PROBLEM REQUIREMENTS
Read the material below and count the lines holding the string "Sale". Give that count with nothing added.

DATA FOR THE TASK
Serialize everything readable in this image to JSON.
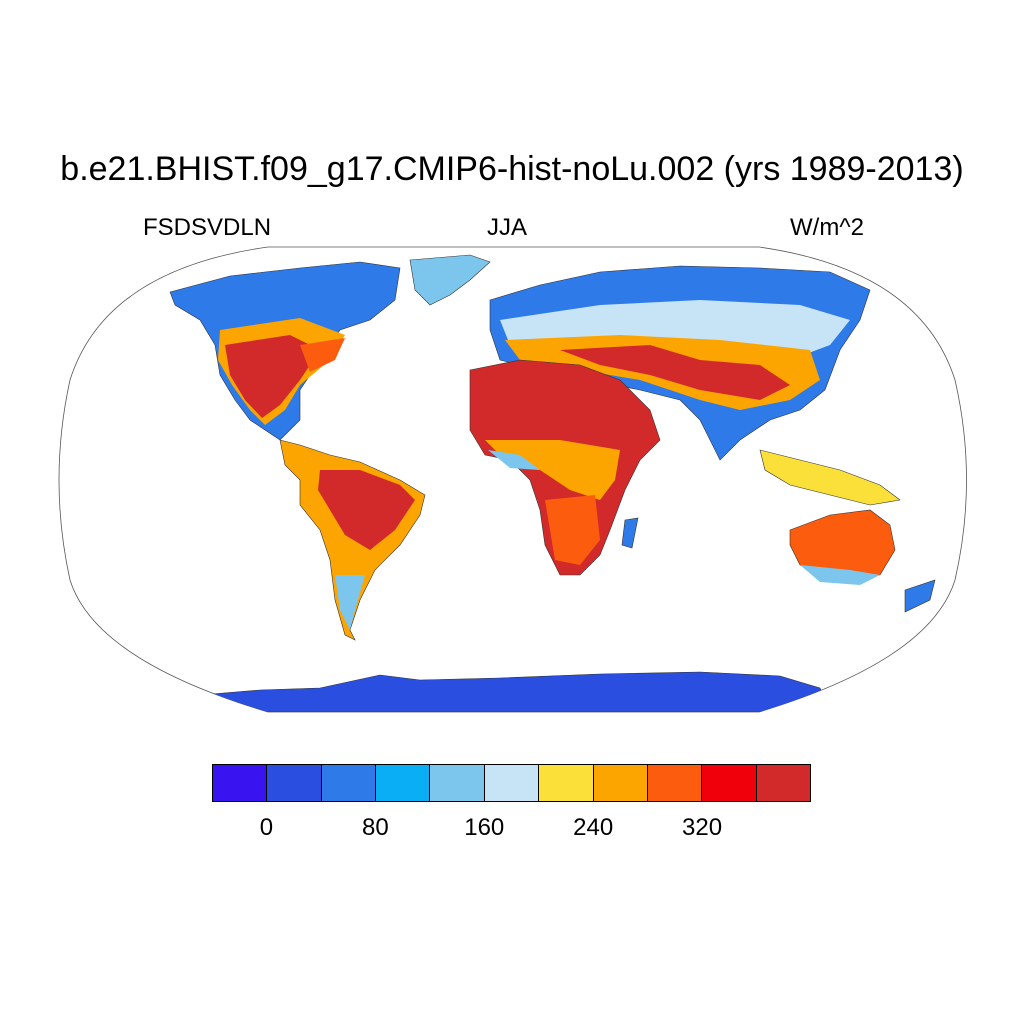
{
  "title": "b.e21.BHIST.f09_g17.CMIP6-hist-noLu.002 (yrs 1989-2013)",
  "variable": "FSDSVDLN",
  "season": "JJA",
  "units": "W/m^2",
  "colorbar": {
    "colors": [
      "#3a14f0",
      "#2a4ee0",
      "#2d7ae8",
      "#0aaef5",
      "#7cc6ee",
      "#c7e4f6",
      "#fbe03a",
      "#fca500",
      "#fc5c0e",
      "#f0000a",
      "#d22a2a"
    ],
    "tick_labels": [
      "0",
      "80",
      "160",
      "240",
      "320"
    ],
    "tick_values": [
      0,
      80,
      160,
      240,
      320
    ],
    "levels": [
      0,
      40,
      80,
      120,
      160,
      200,
      240,
      280,
      320,
      360
    ]
  },
  "map": {
    "projection": "Robinson",
    "land_fill_example": "FSDSVDLN JJA climatology"
  }
}
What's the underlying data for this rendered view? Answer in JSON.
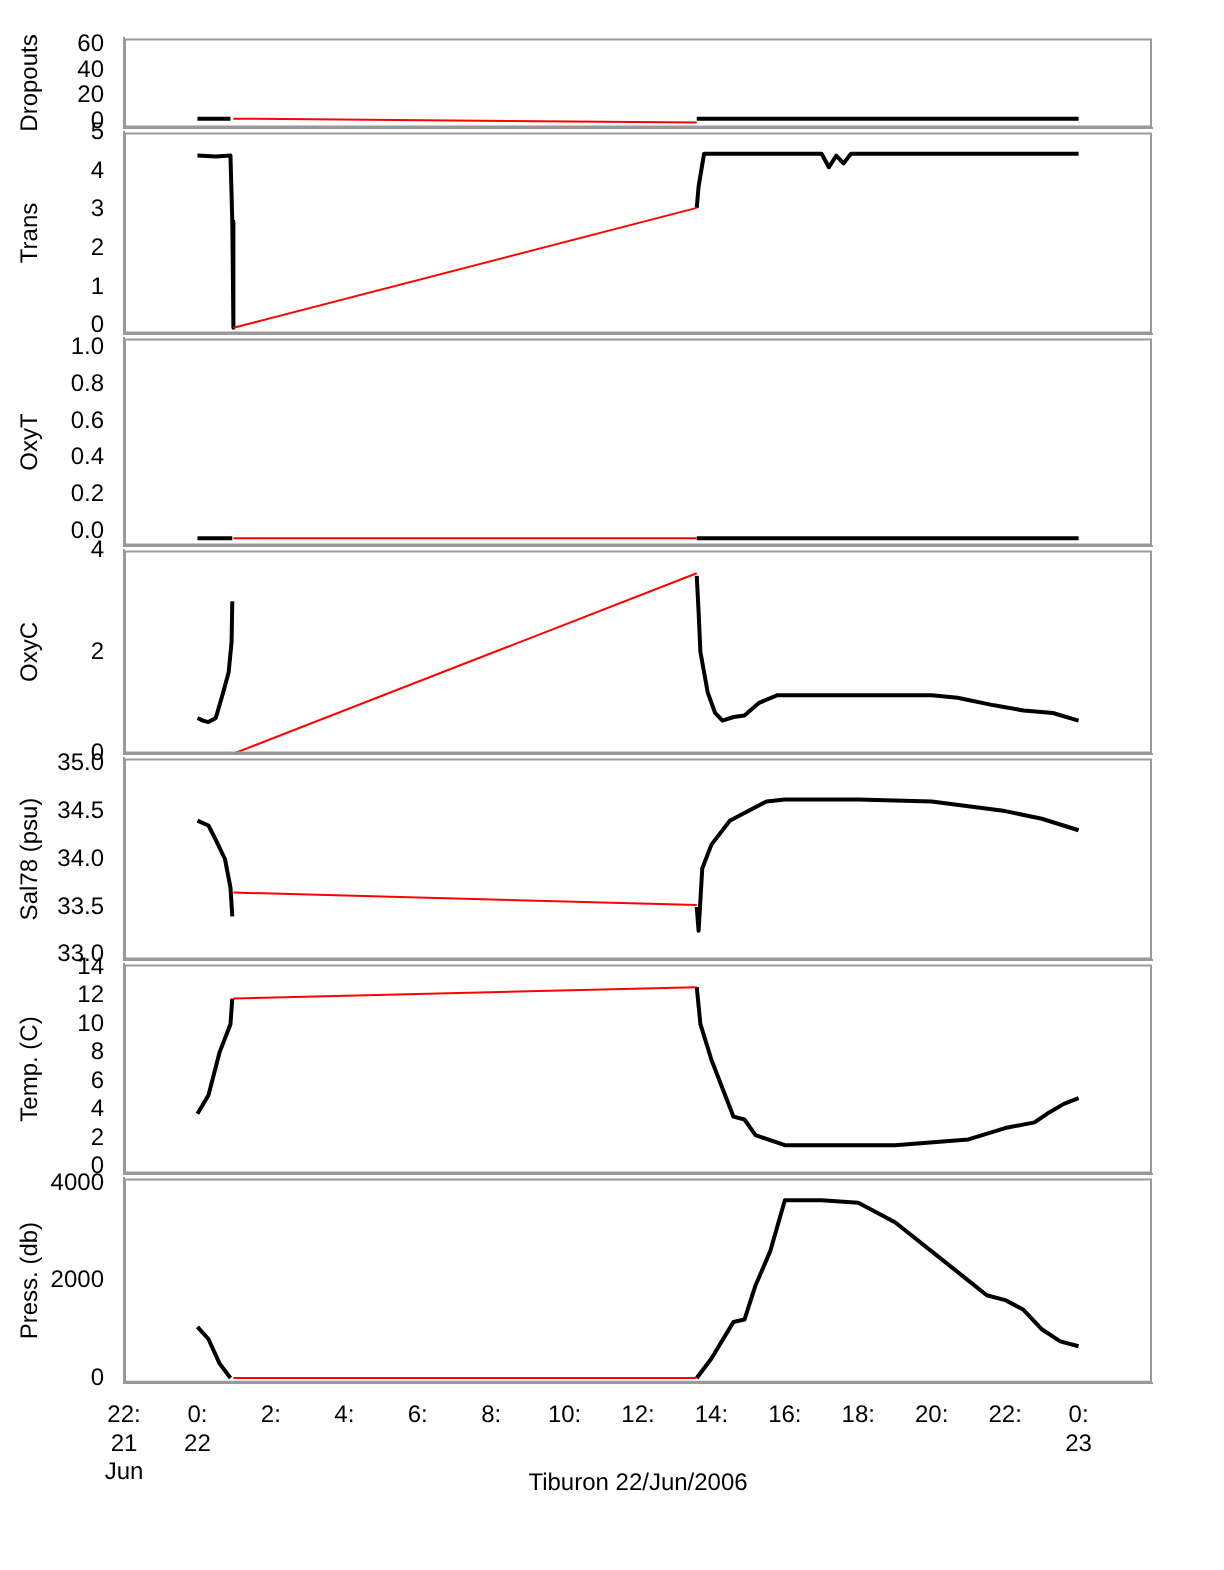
{
  "chart_data": [
    {
      "type": "line",
      "ylabel": "Dropouts",
      "xlim": [
        -2,
        26
      ],
      "ylim": [
        -5,
        65
      ],
      "yticks": [
        0,
        20,
        40,
        60
      ],
      "tick_labels": "y",
      "series": [
        {
          "color": "#000000",
          "x": [
            0,
            0.3,
            0.6,
            0.9,
            0.95,
            13.6,
            13.7,
            16,
            18,
            20,
            22,
            24
          ],
          "values": [
            2,
            2,
            2,
            2,
            null,
            2,
            2,
            2,
            2,
            2,
            2,
            2
          ]
        },
        {
          "color": "#ff0000",
          "x": [
            0.98,
            13.6
          ],
          "values": [
            2,
            -1
          ]
        }
      ]
    },
    {
      "type": "line",
      "ylabel": "Trans",
      "xlim": [
        -2,
        26
      ],
      "ylim": [
        -0.2,
        5
      ],
      "yticks": [
        0,
        1,
        2,
        3,
        4,
        5
      ],
      "tick_labels": "y",
      "series": [
        {
          "color": "#000000",
          "x": [
            0,
            0.5,
            0.9,
            0.95,
            0.98,
            5,
            13.6,
            13.65,
            13.8,
            17,
            17.2,
            17.4,
            17.6,
            17.8,
            20,
            24
          ],
          "values": [
            4.4,
            4.38,
            4.4,
            2.7,
            -0.05,
            null,
            3.05,
            3.6,
            4.45,
            4.45,
            4.1,
            4.4,
            4.2,
            4.45,
            4.45,
            4.45
          ]
        },
        {
          "color": "#ff0000",
          "x": [
            0.98,
            13.6
          ],
          "values": [
            -0.05,
            3.05
          ]
        }
      ]
    },
    {
      "type": "line",
      "ylabel": "OxyT",
      "xlim": [
        -2,
        26
      ],
      "ylim": [
        -0.08,
        1.05
      ],
      "yticks": [
        {
          "value": 0,
          "label": "0.0"
        },
        0.2,
        0.4,
        0.6,
        0.8,
        {
          "value": 1,
          "label": "1.0"
        }
      ],
      "tick_labels": "y",
      "series": [
        {
          "color": "#000000",
          "x": [
            0,
            0.95,
            5,
            13.6,
            24
          ],
          "values": [
            -0.04,
            -0.04,
            null,
            -0.04,
            -0.04
          ]
        },
        {
          "color": "#ff0000",
          "x": [
            0.98,
            13.6
          ],
          "values": [
            -0.04,
            -0.04
          ]
        }
      ]
    },
    {
      "type": "line",
      "ylabel": "OxyC",
      "xlim": [
        -2,
        26
      ],
      "ylim": [
        0,
        4
      ],
      "yticks": [
        0,
        2,
        4
      ],
      "tick_labels": "y",
      "series": [
        {
          "color": "#000000",
          "x": [
            0,
            0.15,
            0.3,
            0.5,
            0.7,
            0.85,
            0.93,
            0.95,
            5,
            13.6,
            13.65,
            13.7,
            13.9,
            14.1,
            14.3,
            14.6,
            14.9,
            15.3,
            15.8,
            18,
            20,
            20.7,
            21.7,
            22.5,
            23.3,
            24
          ],
          "values": [
            0.7,
            0.65,
            0.62,
            0.7,
            1.2,
            1.6,
            2.2,
            3.0,
            null,
            3.5,
            2.8,
            2.0,
            1.2,
            0.8,
            0.65,
            0.72,
            0.75,
            1.0,
            1.15,
            1.15,
            1.15,
            1.1,
            0.95,
            0.85,
            0.8,
            0.65
          ]
        },
        {
          "color": "#ff0000",
          "x": [
            0.98,
            13.6
          ],
          "values": [
            0,
            3.55
          ]
        }
      ]
    },
    {
      "type": "line",
      "ylabel": "Sal78 (psu)",
      "xlim": [
        -2,
        26
      ],
      "ylim": [
        32.95,
        35.05
      ],
      "yticks": [
        {
          "value": 33,
          "label": "33.0"
        },
        33.5,
        {
          "value": 34,
          "label": "34.0"
        },
        34.5,
        {
          "value": 35,
          "label": "35.0"
        }
      ],
      "tick_labels": "y",
      "series": [
        {
          "color": "#000000",
          "x": [
            0,
            0.3,
            0.5,
            0.75,
            0.9,
            0.95,
            5,
            13.6,
            13.65,
            13.75,
            14,
            14.5,
            15,
            15.5,
            16,
            18,
            20,
            21,
            22,
            23,
            24
          ],
          "values": [
            34.4,
            34.35,
            34.2,
            34.0,
            33.7,
            33.4,
            null,
            33.5,
            33.25,
            33.9,
            34.15,
            34.4,
            34.5,
            34.6,
            34.62,
            34.62,
            34.6,
            34.55,
            34.5,
            34.42,
            34.3
          ]
        },
        {
          "color": "#ff0000",
          "x": [
            0.98,
            13.6
          ],
          "values": [
            33.65,
            33.52
          ]
        }
      ]
    },
    {
      "type": "line",
      "ylabel": "Temp. (C)",
      "xlim": [
        -2,
        26
      ],
      "ylim": [
        -0.5,
        14.2
      ],
      "yticks": [
        0,
        2,
        4,
        6,
        8,
        10,
        12,
        14
      ],
      "tick_labels": "y",
      "series": [
        {
          "color": "#000000",
          "x": [
            0,
            0.3,
            0.6,
            0.9,
            0.95,
            5,
            13.6,
            13.7,
            14,
            14.3,
            14.6,
            14.9,
            15.2,
            16,
            19,
            21,
            22,
            22.8,
            23.2,
            23.6,
            24
          ],
          "values": [
            3.7,
            5,
            8,
            10,
            11.8,
            null,
            12.6,
            10,
            7.5,
            5.5,
            3.5,
            3.3,
            2.2,
            1.5,
            1.5,
            1.9,
            2.7,
            3.1,
            3.8,
            4.4,
            4.8
          ]
        },
        {
          "color": "#ff0000",
          "x": [
            0.98,
            13.6
          ],
          "values": [
            11.8,
            12.6
          ]
        }
      ]
    },
    {
      "type": "line",
      "ylabel": "Press. (db)",
      "xlabel": "Tiburon 22/Jun/2006",
      "xlim": [
        -2,
        26
      ],
      "xticks": [
        {
          "value": -2,
          "label": "22:\n21\nJun"
        },
        {
          "value": 0,
          "label": "0:\n22"
        },
        {
          "value": 2,
          "label": "2:"
        },
        {
          "value": 4,
          "label": "4:"
        },
        {
          "value": 6,
          "label": "6:"
        },
        {
          "value": 8,
          "label": "8:"
        },
        {
          "value": 10,
          "label": "10:"
        },
        {
          "value": 12,
          "label": "12:"
        },
        {
          "value": 14,
          "label": "14:"
        },
        {
          "value": 16,
          "label": "16:"
        },
        {
          "value": 18,
          "label": "18:"
        },
        {
          "value": 20,
          "label": "20:"
        },
        {
          "value": 22,
          "label": "22:"
        },
        {
          "value": 24,
          "label": "0:\n23"
        }
      ],
      "ylim": [
        -100,
        4100
      ],
      "yticks": [
        0,
        2000,
        4000
      ],
      "series": [
        {
          "color": "#000000",
          "x": [
            0,
            0.3,
            0.6,
            0.9,
            5,
            13.6,
            14,
            14.4,
            14.6,
            14.9,
            15.2,
            15.6,
            16,
            17,
            18,
            19,
            20,
            21,
            21.5,
            22,
            22.5,
            23,
            23.5,
            24
          ],
          "values": [
            1050,
            800,
            300,
            0,
            null,
            0,
            400,
            900,
            1150,
            1200,
            1900,
            2600,
            3650,
            3650,
            3600,
            3200,
            2600,
            2000,
            1700,
            1600,
            1400,
            1000,
            750,
            650
          ]
        },
        {
          "color": "#ff0000",
          "x": [
            0.98,
            13.6
          ],
          "values": [
            0,
            0
          ]
        }
      ]
    }
  ]
}
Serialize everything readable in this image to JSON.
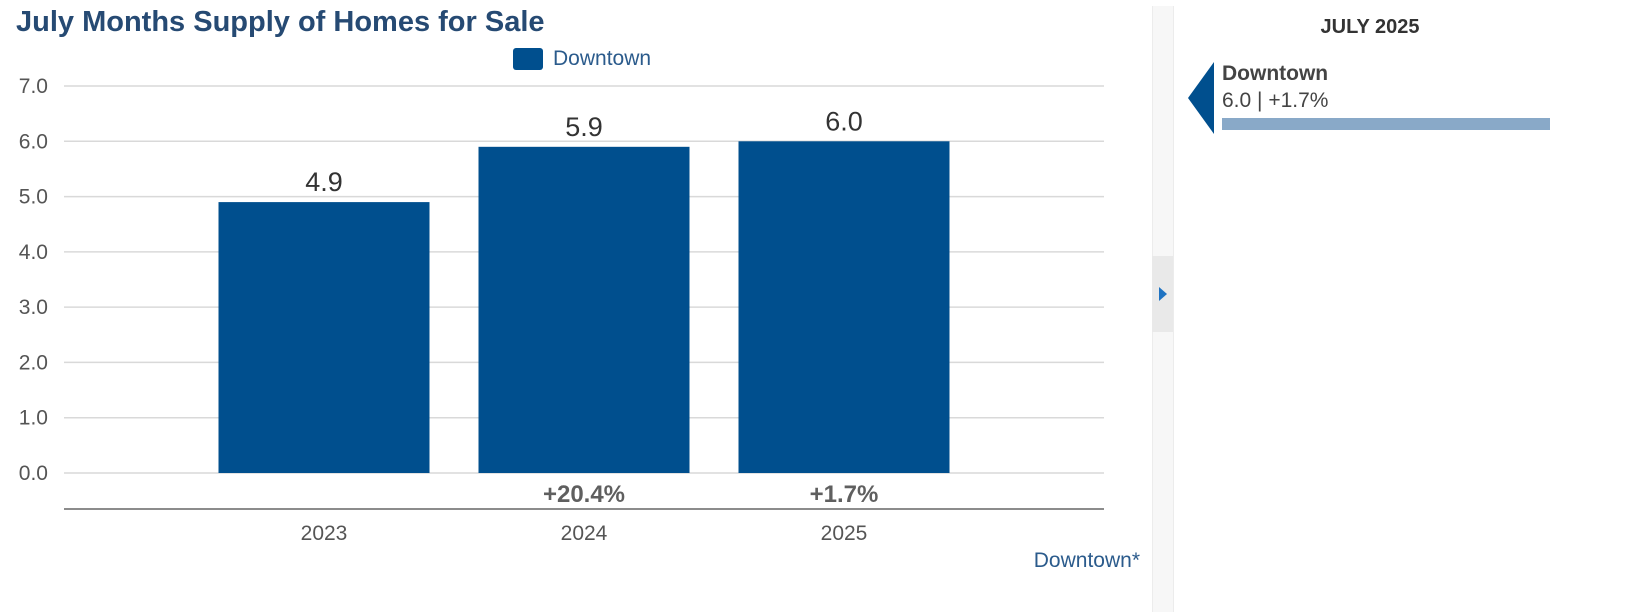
{
  "title": "July Months Supply of Homes for Sale",
  "legend": {
    "label": "Downtown",
    "color": "#004f8e"
  },
  "footnote": "Downtown*",
  "chart_data": {
    "type": "bar",
    "title": "July Months Supply of Homes for Sale",
    "categories": [
      "2023",
      "2024",
      "2025"
    ],
    "series": [
      {
        "name": "Downtown",
        "values": [
          4.9,
          5.9,
          6.0
        ],
        "color": "#004f8e"
      }
    ],
    "data_labels": [
      "4.9",
      "5.9",
      "6.0"
    ],
    "changes": [
      "",
      "+20.4%",
      "+1.7%"
    ],
    "ylim": [
      0,
      7
    ],
    "yticks": [
      "0.0",
      "1.0",
      "2.0",
      "3.0",
      "4.0",
      "5.0",
      "6.0",
      "7.0"
    ],
    "ytick_values": [
      0,
      1,
      2,
      3,
      4,
      5,
      6,
      7
    ],
    "grid": true,
    "xlabel": "",
    "ylabel": ""
  },
  "side_panel": {
    "title": "JULY 2025",
    "item": {
      "name": "Downtown",
      "value": "6.0 | +1.7%",
      "color": "#004f8e",
      "bar_color": "#89a9c8"
    }
  }
}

FINISHED TASK
2